Текст:
..............................

А в нем сомневаться никто не привык.

Но это в Европе, а здесь не до жиру,

И жизнь наша больше похожа на цирк.

Безжалостно давит тугая подпруга

И хлыст дрессировщика жалит и бьет.

Мы все, словно пони, бежали по кругу.

А нам говорили «идете вперед».

И вот свежий ветер, и вот перемены,

Неужто свободы настала пора,

И вырвемся мы за пределы арены,

Заржав лошадиное наше «ура».

Но вновь, словно пони, бежим мы по кругу,

И вновь только сено на ужин дают.

Но нам разрешили ворчать на подпругу

И вскрикивать «ой», когда щелкает кнут.

Другой шпрехшталмейстер ведет представленье,

Других музыкантов набрал дирижер.

Нам всем показалось, пришло обновленье.

Нет, просто в манеже сменили ковер.

Бежим мы в мороз, и в жару, и в ненастье,

Сквозь серые будни и хмурые дни,

Но все ж оставляем подковы на счастье,

Авось жеребятам сгодятся они.

Ханга:

- И откуда это вырезали?

Бандурин:

- Я это стихотворение пытался читать. Мы были приглашены на праймериз, и я там прочитал. Народ воспринял стихотворение очень тепло и горячо, стоя аплодировали. Тут же подбежали люди, сказали: знаете, потрясающие стихи, мы потом у вас перепишем, но читать их больше не надо.

Ханга:

- А что это за люди?

Бандурин:

- Это организаторы, те, кто был от «Единой России». То есть всячески пытаются помешать людям задуматься о том, что происходит на самом деле. Придумали красивые сказки. У нас сейчас посмотрите, что происходит. Как раньше, в застойные годы: намолотили, бросили в закрома родины столько-то… Сейчас, в общем, тоже. За исключением того, что тут пароход утонул, там самолет взорвался, тут перестрелка и т.д. Но в экономическом пространстве и поле у нас не говорят, что вот тут завод разорился, вот здесь. Наоборот, у нас инновации, у нас идет то-то. Какая инновация, какая модернизация? Модернизировать можно то, что существует. А у нас нечего модернизировать. У нас экономики как таковой, на мой взгляд, нет.

Никулин:

- Я помню, в одной из передач на НТВ, когда выходила «К барьеру», схлестнулись Жириновский и Хазанов. И тогда Жириновский сказал: «Вы, юмористы, что вы всё смеетесь? Надо страну с колен поднимать, а вы всё смеетесь». Может быть, такие, как Жириновский (условно говоря), сейчас пришли к власти? И они считают, что нельзя сейчас смеяться, надо быть более серьезными.

..............................

Строки данных:
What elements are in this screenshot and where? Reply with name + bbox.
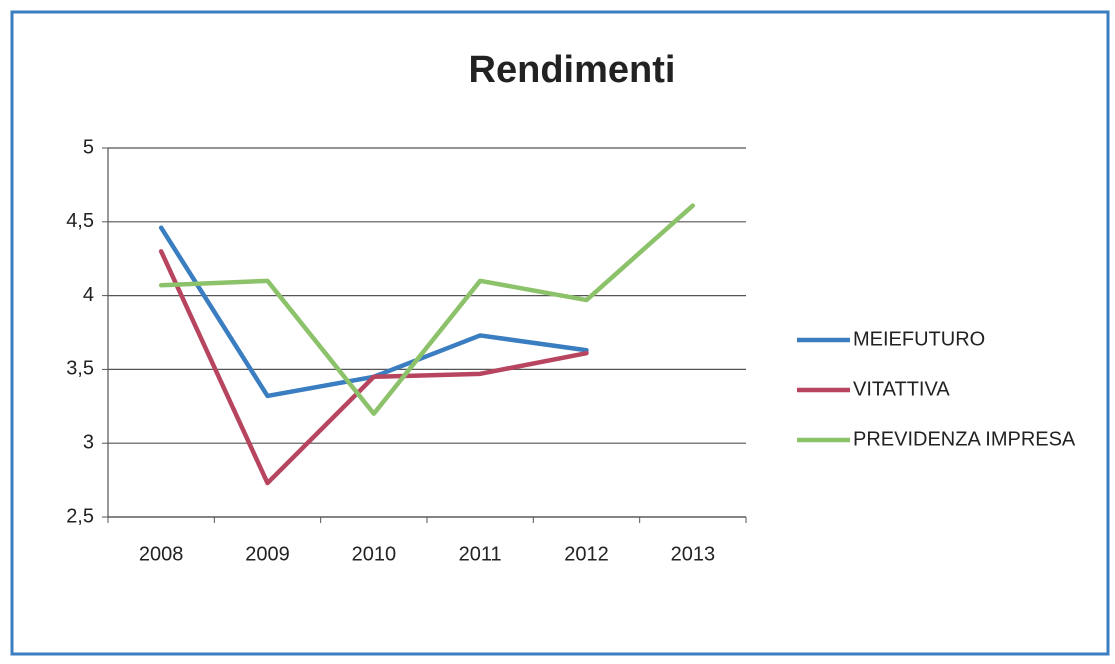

..............................

Задание: Продолжите текст (беседу о стихотворении про цирк и о политике) с того места, на котором он заканчивается. Материал получен из другого источника.

Ответ на задание:
Бандурин:

- А что сделал сам Владимир Вольфович? Он же такой же шоумен. Юмористы как могут? Только своим трудом, своей профессией заострять внимание на каких-то проблемах, чтобы руководство, чиновники к этой проблеме разворачивались лицом. У меня был прецедент, когда мы в Свердловске (ныне Екатеринбурге) на одном танковом заводе спели два куплета: «Собранье в клубе заводском, сегодня юбилей завода. В честь юбилея их профком вручает премии народу. Директору мильон рублей, и заму долларов немножко, а для народа в юбилей сыграли громко на гармошке». Зал взорвался аплодисментами. Вечером после концерта на банкете, который устраивало руководство этого завода, профсоюзный начальник встал, за всех поднял бокал, произнес тост и сказал: а вот за этих я пить не буду. Я говорю: что, задело? Он встал и вышел. Он физически не смог находиться рядом. Мы же ничего не придумали, ведь люди проголосовали за это своими аплодисментами.

Бандурина:

- Недавно мы были в Питере, где был юбилей предприятию. Они все сидели в зале и ждали, что их наградят. Но период почетных грамот уже прошел. А им вручили грамоты, вымпелы и значки. И что? Они потом сидели злые. Это какой-то кошмар. Неужели непонятно, что народу тоже надо что-то кушать?

Никулин:

- Может быть, они обижаются? Можно юмором уязвить человека?

Бандурин:

- Конечно. Словом можно убить, словом можно спасти, словом можно полки за собой повести. Это не просто так, не для красного словца сказано. Действительно, словом можно очень здорово размазать.

Ханга:

- Те, кто не боится, что над ними смеются, вот это по-настоящему сильные люди.

Бандурин:

- У умных правителей всегда были шуты, которым было разрешено говорить правду. Через эту правду и через этих шутов правители узнавали мнение народа. Те веяния, которые в массах народных гуляли. Хотя им тоже многим доставалось, и зубы выбивали, языки отрезали и т.д. Но умные правители этого никогда не делали.

Ханга:

- Вы говорите, что на телевидении нельзя. Но ведь есть интернет-телевидение. Неужели там тоже уже цензура?

Бандурин:

- В интернете ее гораздо меньше. Но у нас интернет-пространство сейчас не такое большое. О каком телевидении можно говорить, если мы были недавно на Урале, и там есть деревни, где нет электричества. Какой интернет?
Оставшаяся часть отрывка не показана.